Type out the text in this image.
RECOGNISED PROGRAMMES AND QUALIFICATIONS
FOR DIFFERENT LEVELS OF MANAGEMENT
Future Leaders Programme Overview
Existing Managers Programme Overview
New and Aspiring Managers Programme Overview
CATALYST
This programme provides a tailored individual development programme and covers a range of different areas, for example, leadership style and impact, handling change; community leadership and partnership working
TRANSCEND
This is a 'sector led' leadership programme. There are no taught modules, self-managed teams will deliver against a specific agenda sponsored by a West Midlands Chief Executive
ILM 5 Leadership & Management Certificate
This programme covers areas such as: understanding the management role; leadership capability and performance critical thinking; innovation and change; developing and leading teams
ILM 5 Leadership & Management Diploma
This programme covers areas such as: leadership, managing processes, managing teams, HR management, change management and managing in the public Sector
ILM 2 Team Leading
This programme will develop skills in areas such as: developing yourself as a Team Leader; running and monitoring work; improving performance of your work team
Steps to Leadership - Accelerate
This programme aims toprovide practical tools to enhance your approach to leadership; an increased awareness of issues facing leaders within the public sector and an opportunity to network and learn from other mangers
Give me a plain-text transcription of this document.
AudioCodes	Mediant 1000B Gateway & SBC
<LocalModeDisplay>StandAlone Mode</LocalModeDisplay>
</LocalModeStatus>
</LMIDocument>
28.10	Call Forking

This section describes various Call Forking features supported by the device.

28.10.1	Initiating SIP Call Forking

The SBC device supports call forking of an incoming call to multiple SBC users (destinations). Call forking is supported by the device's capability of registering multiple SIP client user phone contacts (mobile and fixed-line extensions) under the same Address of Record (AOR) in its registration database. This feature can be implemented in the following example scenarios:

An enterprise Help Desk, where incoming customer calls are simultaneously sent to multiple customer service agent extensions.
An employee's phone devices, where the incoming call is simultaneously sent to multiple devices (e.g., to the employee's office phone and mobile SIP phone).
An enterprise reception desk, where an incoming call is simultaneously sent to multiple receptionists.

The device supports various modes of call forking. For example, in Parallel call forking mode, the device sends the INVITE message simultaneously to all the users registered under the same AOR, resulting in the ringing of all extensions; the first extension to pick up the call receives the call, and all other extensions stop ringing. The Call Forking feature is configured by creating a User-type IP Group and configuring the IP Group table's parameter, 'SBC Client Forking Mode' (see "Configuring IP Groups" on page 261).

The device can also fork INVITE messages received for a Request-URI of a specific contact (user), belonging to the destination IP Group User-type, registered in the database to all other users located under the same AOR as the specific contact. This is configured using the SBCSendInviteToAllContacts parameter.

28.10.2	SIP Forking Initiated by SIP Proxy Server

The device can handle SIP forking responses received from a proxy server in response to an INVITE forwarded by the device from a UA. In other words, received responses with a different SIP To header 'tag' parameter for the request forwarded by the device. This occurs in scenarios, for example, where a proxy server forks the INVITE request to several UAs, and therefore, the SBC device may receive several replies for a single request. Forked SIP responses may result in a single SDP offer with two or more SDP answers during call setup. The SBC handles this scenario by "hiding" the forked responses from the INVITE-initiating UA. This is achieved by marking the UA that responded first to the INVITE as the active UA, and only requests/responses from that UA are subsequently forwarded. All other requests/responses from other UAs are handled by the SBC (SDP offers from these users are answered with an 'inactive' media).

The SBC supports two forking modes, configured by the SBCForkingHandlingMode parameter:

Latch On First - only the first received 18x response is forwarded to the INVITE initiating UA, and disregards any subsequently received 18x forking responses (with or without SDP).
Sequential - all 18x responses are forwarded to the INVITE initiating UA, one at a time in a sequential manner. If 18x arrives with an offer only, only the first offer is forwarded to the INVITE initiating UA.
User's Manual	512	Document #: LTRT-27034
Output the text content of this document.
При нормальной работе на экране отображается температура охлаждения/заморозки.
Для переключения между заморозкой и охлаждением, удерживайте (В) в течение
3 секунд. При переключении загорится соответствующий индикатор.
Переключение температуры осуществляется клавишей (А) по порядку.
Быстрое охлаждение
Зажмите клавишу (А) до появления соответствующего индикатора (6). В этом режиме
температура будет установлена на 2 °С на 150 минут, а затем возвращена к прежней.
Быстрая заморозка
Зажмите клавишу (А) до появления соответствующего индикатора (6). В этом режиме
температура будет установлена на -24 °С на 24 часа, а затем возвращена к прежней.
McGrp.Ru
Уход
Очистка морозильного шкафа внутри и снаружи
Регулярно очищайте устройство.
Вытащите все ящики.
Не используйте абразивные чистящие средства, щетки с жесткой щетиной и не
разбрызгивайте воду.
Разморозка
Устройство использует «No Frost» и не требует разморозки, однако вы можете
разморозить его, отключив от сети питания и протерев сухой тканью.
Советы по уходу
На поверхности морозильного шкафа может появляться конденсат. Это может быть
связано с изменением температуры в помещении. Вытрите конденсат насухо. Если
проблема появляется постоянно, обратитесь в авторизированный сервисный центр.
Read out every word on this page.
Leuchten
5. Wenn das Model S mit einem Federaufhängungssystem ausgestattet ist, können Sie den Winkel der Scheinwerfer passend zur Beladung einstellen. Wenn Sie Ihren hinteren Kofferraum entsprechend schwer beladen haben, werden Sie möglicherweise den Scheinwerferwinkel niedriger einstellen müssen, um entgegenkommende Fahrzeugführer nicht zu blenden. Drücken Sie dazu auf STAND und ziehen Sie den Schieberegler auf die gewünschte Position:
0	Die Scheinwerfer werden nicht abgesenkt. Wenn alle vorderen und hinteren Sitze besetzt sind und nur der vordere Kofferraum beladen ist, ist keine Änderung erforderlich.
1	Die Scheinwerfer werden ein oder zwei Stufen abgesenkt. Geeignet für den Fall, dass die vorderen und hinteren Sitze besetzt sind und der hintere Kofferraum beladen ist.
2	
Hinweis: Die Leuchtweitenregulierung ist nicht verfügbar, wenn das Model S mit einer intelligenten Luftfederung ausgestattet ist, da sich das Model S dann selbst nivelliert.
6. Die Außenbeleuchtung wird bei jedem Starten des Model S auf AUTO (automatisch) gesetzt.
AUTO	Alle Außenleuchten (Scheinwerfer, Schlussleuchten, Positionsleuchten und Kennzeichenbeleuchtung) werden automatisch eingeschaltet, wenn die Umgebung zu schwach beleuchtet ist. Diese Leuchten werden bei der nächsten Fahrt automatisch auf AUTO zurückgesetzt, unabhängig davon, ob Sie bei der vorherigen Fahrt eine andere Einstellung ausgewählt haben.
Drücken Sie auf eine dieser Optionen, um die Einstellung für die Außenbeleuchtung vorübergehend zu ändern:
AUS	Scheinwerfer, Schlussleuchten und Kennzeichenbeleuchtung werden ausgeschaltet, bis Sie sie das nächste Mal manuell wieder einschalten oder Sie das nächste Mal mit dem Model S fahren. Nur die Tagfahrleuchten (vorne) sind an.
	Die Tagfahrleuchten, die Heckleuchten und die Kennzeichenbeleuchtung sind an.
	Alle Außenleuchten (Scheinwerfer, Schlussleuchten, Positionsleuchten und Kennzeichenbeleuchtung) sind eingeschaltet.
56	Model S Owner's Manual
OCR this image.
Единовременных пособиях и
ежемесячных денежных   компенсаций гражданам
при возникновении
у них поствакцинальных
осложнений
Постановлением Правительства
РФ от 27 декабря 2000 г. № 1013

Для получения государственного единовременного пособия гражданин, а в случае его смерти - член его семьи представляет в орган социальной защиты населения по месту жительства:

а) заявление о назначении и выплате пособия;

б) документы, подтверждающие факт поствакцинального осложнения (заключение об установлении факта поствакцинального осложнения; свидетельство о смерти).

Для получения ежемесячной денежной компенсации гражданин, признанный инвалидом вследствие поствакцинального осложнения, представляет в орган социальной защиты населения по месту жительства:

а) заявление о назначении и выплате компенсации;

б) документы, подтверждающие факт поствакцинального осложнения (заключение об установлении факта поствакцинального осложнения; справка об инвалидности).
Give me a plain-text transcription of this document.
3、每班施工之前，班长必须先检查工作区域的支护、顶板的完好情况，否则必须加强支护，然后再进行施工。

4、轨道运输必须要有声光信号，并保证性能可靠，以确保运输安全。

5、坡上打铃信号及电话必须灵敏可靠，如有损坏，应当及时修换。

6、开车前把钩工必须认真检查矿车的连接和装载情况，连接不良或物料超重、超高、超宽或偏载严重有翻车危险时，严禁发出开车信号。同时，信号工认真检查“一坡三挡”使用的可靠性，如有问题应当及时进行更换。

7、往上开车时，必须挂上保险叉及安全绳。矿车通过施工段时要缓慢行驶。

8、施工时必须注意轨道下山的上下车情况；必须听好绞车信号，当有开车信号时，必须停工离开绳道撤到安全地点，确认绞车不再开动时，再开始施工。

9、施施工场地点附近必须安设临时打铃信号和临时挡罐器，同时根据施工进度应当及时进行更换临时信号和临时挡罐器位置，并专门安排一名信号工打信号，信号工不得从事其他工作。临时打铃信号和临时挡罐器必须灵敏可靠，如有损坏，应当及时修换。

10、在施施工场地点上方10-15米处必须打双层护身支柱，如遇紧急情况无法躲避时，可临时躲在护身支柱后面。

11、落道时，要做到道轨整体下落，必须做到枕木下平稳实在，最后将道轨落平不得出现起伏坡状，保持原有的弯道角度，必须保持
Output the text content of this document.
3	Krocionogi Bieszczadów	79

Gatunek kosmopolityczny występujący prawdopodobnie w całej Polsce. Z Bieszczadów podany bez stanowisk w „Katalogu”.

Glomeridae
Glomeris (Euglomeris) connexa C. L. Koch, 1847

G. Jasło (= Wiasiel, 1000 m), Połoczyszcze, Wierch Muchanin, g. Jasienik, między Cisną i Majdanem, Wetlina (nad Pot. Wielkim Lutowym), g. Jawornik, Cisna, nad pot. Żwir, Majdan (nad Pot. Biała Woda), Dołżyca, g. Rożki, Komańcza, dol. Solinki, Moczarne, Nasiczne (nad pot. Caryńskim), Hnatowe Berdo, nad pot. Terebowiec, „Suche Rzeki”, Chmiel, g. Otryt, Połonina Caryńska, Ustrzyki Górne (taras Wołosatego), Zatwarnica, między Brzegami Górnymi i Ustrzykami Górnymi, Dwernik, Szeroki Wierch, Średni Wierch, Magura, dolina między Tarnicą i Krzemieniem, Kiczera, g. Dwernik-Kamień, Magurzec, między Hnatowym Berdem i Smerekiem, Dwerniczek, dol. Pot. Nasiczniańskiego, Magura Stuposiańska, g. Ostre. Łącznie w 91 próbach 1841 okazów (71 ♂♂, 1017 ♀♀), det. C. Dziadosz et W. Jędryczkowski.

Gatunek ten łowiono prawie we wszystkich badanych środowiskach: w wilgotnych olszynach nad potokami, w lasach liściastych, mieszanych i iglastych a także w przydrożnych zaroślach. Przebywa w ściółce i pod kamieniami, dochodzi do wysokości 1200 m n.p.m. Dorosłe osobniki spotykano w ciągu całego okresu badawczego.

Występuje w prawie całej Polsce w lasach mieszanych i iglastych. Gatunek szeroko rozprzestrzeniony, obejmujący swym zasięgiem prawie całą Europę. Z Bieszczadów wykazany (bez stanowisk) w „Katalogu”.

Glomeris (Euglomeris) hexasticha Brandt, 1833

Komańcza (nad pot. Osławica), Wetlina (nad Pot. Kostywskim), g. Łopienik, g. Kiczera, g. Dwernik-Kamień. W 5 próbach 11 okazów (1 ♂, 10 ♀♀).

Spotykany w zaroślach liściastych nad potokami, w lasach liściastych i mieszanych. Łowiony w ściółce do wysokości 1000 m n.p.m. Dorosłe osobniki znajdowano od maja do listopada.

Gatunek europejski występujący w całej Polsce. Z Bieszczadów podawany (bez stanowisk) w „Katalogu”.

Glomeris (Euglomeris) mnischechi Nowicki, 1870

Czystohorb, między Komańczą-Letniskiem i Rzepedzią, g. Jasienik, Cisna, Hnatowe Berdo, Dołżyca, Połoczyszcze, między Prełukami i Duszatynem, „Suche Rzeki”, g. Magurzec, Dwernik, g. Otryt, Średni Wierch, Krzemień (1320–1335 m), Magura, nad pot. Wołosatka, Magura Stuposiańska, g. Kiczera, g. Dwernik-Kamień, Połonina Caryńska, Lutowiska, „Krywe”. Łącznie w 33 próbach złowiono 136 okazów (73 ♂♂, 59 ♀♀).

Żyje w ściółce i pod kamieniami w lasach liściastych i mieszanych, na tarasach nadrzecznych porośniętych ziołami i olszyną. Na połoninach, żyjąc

Work to complete:
List the lines of the records where "жительства" occurs.

Exercise response:
Для получения государственного единовременного пособия гражданин, а в случае его смерти - член его семьи представляет в орган социальной защиты населения по месту жительства:
Для получения ежемесячной денежной компенсации гражданин, признанный инвалидом вследствие поствакцинального осложнения, представляет в орган социальной защиты населения по месту жительства:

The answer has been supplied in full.